Go through the records underneath and write each one out again exactly.

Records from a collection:
....
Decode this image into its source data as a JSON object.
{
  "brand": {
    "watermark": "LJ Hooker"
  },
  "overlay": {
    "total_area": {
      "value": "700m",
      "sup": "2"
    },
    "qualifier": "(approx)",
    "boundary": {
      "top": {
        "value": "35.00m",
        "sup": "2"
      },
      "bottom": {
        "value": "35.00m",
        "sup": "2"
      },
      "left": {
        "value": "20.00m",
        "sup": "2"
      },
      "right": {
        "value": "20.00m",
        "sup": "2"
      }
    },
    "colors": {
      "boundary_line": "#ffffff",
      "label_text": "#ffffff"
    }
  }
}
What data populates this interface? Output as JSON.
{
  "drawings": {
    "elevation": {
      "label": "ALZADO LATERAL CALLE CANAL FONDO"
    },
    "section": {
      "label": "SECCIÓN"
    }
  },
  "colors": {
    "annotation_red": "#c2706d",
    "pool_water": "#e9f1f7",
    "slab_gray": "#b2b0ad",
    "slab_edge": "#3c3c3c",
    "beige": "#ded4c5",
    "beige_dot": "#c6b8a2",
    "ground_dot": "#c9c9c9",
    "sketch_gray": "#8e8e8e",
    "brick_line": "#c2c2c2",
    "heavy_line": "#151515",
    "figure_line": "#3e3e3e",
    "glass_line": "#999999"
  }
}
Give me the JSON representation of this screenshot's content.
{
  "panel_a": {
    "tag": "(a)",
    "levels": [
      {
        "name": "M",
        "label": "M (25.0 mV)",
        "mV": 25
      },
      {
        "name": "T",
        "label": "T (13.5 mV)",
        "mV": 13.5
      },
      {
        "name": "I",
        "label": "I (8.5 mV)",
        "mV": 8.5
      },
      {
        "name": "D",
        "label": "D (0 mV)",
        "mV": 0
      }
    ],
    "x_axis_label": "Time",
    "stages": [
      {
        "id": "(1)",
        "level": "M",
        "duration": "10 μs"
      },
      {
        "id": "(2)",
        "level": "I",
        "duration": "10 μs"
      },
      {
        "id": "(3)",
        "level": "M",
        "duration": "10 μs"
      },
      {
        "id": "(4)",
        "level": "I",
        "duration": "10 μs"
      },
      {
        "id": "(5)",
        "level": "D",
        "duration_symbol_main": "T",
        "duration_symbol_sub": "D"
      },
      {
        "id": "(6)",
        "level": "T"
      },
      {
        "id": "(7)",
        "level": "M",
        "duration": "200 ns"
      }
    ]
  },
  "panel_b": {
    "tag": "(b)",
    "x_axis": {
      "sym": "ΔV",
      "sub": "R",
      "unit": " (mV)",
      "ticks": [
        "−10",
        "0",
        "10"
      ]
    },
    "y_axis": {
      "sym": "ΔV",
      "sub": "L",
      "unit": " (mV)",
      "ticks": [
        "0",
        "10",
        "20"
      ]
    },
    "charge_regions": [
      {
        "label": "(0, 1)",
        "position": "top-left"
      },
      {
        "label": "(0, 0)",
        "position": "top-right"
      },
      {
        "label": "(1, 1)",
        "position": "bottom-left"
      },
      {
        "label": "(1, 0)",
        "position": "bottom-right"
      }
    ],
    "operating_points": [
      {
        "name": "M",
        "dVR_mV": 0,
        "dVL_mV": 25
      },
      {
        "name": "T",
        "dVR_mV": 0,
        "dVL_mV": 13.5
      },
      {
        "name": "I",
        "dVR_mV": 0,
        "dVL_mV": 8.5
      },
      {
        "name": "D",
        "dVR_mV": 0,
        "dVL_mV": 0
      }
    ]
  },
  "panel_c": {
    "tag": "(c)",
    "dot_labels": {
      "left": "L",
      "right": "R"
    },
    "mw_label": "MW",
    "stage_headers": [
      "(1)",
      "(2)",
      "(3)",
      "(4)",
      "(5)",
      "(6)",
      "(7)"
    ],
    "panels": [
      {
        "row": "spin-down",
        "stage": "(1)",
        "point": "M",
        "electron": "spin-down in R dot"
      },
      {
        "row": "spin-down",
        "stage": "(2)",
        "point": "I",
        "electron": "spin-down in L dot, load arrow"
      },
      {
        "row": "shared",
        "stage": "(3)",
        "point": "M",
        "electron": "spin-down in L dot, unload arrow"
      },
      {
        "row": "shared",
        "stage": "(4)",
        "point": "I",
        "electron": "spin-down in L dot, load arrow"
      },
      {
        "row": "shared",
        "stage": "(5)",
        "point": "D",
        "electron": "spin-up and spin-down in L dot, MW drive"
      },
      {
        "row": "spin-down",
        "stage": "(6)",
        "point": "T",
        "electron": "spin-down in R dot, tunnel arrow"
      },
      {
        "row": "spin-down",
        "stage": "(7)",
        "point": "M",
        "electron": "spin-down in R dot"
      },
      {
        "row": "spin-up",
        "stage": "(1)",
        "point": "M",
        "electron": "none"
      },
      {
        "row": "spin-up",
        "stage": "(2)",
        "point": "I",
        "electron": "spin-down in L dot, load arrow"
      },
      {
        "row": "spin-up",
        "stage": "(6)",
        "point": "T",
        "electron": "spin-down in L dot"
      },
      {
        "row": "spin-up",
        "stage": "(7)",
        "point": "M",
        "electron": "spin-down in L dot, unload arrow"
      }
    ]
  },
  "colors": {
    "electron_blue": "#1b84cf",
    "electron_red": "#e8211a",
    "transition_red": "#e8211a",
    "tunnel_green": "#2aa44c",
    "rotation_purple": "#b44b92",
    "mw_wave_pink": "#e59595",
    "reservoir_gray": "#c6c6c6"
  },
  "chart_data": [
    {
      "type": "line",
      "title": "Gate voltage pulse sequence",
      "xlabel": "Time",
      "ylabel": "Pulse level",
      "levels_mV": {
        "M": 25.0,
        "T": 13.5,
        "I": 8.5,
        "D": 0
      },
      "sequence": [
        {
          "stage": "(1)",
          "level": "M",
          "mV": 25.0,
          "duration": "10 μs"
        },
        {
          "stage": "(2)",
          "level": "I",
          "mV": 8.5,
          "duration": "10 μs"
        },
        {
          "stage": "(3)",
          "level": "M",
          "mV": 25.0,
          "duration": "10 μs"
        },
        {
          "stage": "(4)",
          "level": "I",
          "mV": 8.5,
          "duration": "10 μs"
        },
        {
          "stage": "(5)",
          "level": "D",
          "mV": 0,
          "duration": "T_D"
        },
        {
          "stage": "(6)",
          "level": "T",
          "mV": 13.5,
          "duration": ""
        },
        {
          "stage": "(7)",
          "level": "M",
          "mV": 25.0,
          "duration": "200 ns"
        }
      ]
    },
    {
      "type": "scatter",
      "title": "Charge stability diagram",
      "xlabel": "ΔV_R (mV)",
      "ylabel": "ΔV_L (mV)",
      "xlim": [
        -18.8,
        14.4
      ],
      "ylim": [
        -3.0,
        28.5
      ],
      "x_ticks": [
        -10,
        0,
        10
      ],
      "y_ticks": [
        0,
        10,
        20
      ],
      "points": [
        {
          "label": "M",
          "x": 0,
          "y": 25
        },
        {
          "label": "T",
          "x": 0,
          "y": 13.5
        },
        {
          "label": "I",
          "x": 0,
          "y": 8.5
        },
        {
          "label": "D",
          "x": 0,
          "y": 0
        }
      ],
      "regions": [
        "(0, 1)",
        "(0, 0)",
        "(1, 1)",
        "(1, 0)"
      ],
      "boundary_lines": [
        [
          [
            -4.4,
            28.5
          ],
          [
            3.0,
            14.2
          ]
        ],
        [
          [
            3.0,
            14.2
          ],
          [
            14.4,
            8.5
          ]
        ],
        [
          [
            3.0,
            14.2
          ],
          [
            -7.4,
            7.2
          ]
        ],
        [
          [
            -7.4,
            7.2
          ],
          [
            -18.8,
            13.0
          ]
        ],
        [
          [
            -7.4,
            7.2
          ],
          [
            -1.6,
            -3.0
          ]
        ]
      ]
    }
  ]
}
....
THE RESULT »
Decode this image into its source data as a JSON object.
{
  "brand": {
    "watermark": "LJ Hooker"
  },
  "overlay": {
    "total_area": {
      "value": "700m",
      "sup": "2"
    },
    "qualifier": "(approx)",
    "boundary": {
      "top": {
        "value": "35.00m",
        "sup": "2"
      },
      "bottom": {
        "value": "35.00m",
        "sup": "2"
      },
      "left": {
        "value": "20.00m",
        "sup": "2"
      },
      "right": {
        "value": "20.00m",
        "sup": "2"
      }
    },
    "colors": {
      "boundary_line": "#ffffff",
      "label_text": "#ffffff"
    }
  }
}
What data populates this interface? Output as JSON.
{
  "drawings": {
    "elevation": {
      "label": "ALZADO LATERAL CALLE CANAL FONDO"
    },
    "section": {
      "label": "SECCIÓN"
    }
  },
  "colors": {
    "annotation_red": "#c2706d",
    "pool_water": "#e9f1f7",
    "slab_gray": "#b2b0ad",
    "slab_edge": "#3c3c3c",
    "beige": "#ded4c5",
    "beige_dot": "#c6b8a2",
    "ground_dot": "#c9c9c9",
    "sketch_gray": "#8e8e8e",
    "brick_line": "#c2c2c2",
    "heavy_line": "#151515",
    "figure_line": "#3e3e3e",
    "glass_line": "#999999"
  }
}
Give me the JSON representation of this screenshot's content.
{
  "panel_a": {
    "tag": "(a)",
    "levels": [
      {
        "name": "M",
        "label": "M (25.0 mV)",
        "mV": 25
      },
      {
        "name": "T",
        "label": "T (13.5 mV)",
        "mV": 13.5
      },
      {
        "name": "I",
        "label": "I (8.5 mV)",
        "mV": 8.5
      },
      {
        "name": "D",
        "label": "D (0 mV)",
        "mV": 0
      }
    ],
    "x_axis_label": "Time",
    "stages": [
      {
        "id": "(1)",
        "level": "M",
        "duration": "10 μs"
      },
      {
        "id": "(2)",
        "level": "I",
        "duration": "10 μs"
      },
      {
        "id": "(3)",
        "level": "M",
        "duration": "10 μs"
      },
      {
        "id": "(4)",
        "level": "I",
        "duration": "10 μs"
      },
      {
        "id": "(5)",
        "level": "D",
        "duration_symbol_main": "T",
        "duration_symbol_sub": "D"
      },
      {
        "id": "(6)",
        "level": "T"
      },
      {
        "id": "(7)",
        "level": "M",
        "duration": "200 ns"
      }
    ]
  },
  "panel_b": {
    "tag": "(b)",
    "x_axis": {
      "sym": "ΔV",
      "sub": "R",
      "unit": " (mV)",
      "ticks": [
        "−10",
        "0",
        "10"
      ]
    },
    "y_axis": {
      "sym": "ΔV",
      "sub": "L",
      "unit": " (mV)",
      "ticks": [
        "0",
        "10",
        "20"
      ]
    },
    "charge_regions": [
      {
        "label": "(0, 1)",
        "position": "top-left"
      },
      {
        "label": "(0, 0)",
        "position": "top-right"
      },
      {
        "label": "(1, 1)",
        "position": "bottom-left"
      },
      {
        "label": "(1, 0)",
        "position": "bottom-right"
      }
    ],
    "operating_points": [
      {
        "name": "M",
        "dVR_mV": 0,
        "dVL_mV": 25
      },
      {
        "name": "T",
        "dVR_mV": 0,
        "dVL_mV": 13.5
      },
      {
        "name": "I",
        "dVR_mV": 0,
        "dVL_mV": 8.5
      },
      {
        "name": "D",
        "dVR_mV": 0,
        "dVL_mV": 0
      }
    ]
  },
  "panel_c": {
    "tag": "(c)",
    "dot_labels": {
      "left": "L",
      "right": "R"
    },
    "mw_label": "MW",
    "stage_headers": [
      "(1)",
      "(2)",
      "(3)",
      "(4)",
      "(5)",
      "(6)",
      "(7)"
    ],
    "panels": [
      {
        "row": "spin-down",
        "stage": "(1)",
        "point": "M",
        "electron": "spin-down in R dot"
      },
      {
        "row": "spin-down",
        "stage": "(2)",
        "point": "I",
        "electron": "spin-down in L dot, load arrow"
      },
      {
        "row": "shared",
        "stage": "(3)",
        "point": "M",
        "electron": "spin-down in L dot, unload arrow"
      },
      {
        "row": "shared",
        "stage": "(4)",
        "point": "I",
        "electron": "spin-down in L dot, load arrow"
      },
      {
        "row": "shared",
        "stage": "(5)",
        "point": "D",
        "electron": "spin-up and spin-down in L dot, MW drive"
      },
      {
        "row": "spin-down",
        "stage": "(6)",
        "point": "T",
        "electron": "spin-down in R dot, tunnel arrow"
      },
      {
        "row": "spin-down",
        "stage": "(7)",
        "point": "M",
        "electron": "spin-down in R dot"
      },
      {
        "row": "spin-up",
        "stage": "(1)",
        "point": "M",
        "electron": "none"
      },
      {
        "row": "spin-up",
        "stage": "(2)",
        "point": "I",
        "electron": "spin-down in L dot, load arrow"
      },
      {
        "row": "spin-up",
        "stage": "(6)",
        "point": "T",
        "electron": "spin-down in L dot"
      },
      {
        "row": "spin-up",
        "stage": "(7)",
        "point": "M",
        "electron": "spin-down in L dot, unload arrow"
      }
    ]
  },
  "colors": {
    "electron_blue": "#1b84cf",
    "electron_red": "#e8211a",
    "transition_red": "#e8211a",
    "tunnel_green": "#2aa44c",
    "rotation_purple": "#b44b92",
    "mw_wave_pink": "#e59595",
    "reservoir_gray": "#c6c6c6"
  },
  "chart_data": [
    {
      "type": "line",
      "title": "Gate voltage pulse sequence",
      "xlabel": "Time",
      "ylabel": "Pulse level",
      "levels_mV": {
        "M": 25.0,
        "T": 13.5,
        "I": 8.5,
        "D": 0
      },
      "sequence": [
        {
          "stage": "(1)",
          "level": "M",
          "mV": 25.0,
          "duration": "10 μs"
        },
        {
          "stage": "(2)",
          "level": "I",
          "mV": 8.5,
          "duration": "10 μs"
        },
        {
          "stage": "(3)",
          "level": "M",
          "mV": 25.0,
          "duration": "10 μs"
        },
        {
          "stage": "(4)",
          "level": "I",
          "mV": 8.5,
          "duration": "10 μs"
        },
        {
          "stage": "(5)",
          "level": "D",
          "mV": 0,
          "duration": "T_D"
        },
        {
          "stage": "(6)",
          "level": "T",
          "mV": 13.5,
          "duration": ""
        },
        {
          "stage": "(7)",
          "level": "M",
          "mV": 25.0,
          "duration": "200 ns"
        }
      ]
    },
    {
      "type": "scatter",
      "title": "Charge stability diagram",
      "xlabel": "ΔV_R (mV)",
      "ylabel": "ΔV_L (mV)",
      "xlim": [
        -18.8,
        14.4
      ],
      "ylim": [
        -3.0,
        28.5
      ],
      "x_ticks": [
        -10,
        0,
        10
      ],
      "y_ticks": [
        0,
        10,
        20
      ],
      "points": [
        {
          "label": "M",
          "x": 0,
          "y": 25
        },
        {
          "label": "T",
          "x": 0,
          "y": 13.5
        },
        {
          "label": "I",
          "x": 0,
          "y": 8.5
        },
        {
          "label": "D",
          "x": 0,
          "y": 0
        }
      ],
      "regions": [
        "(0, 1)",
        "(0, 0)",
        "(1, 1)",
        "(1, 0)"
      ],
      "boundary_lines": [
        [
          [
            -4.4,
            28.5
          ],
          [
            3.0,
            14.2
          ]
        ],
        [
          [
            3.0,
            14.2
          ],
          [
            14.4,
            8.5
          ]
        ],
        [
          [
            3.0,
            14.2
          ],
          [
            -7.4,
            7.2
          ]
        ],
        [
          [
            -7.4,
            7.2
          ],
          [
            -18.8,
            13.0
          ]
        ],
        [
          [
            -7.4,
            7.2
          ],
          [
            -1.6,
            -3.0
          ]
        ]
      ]
    }
  ]
}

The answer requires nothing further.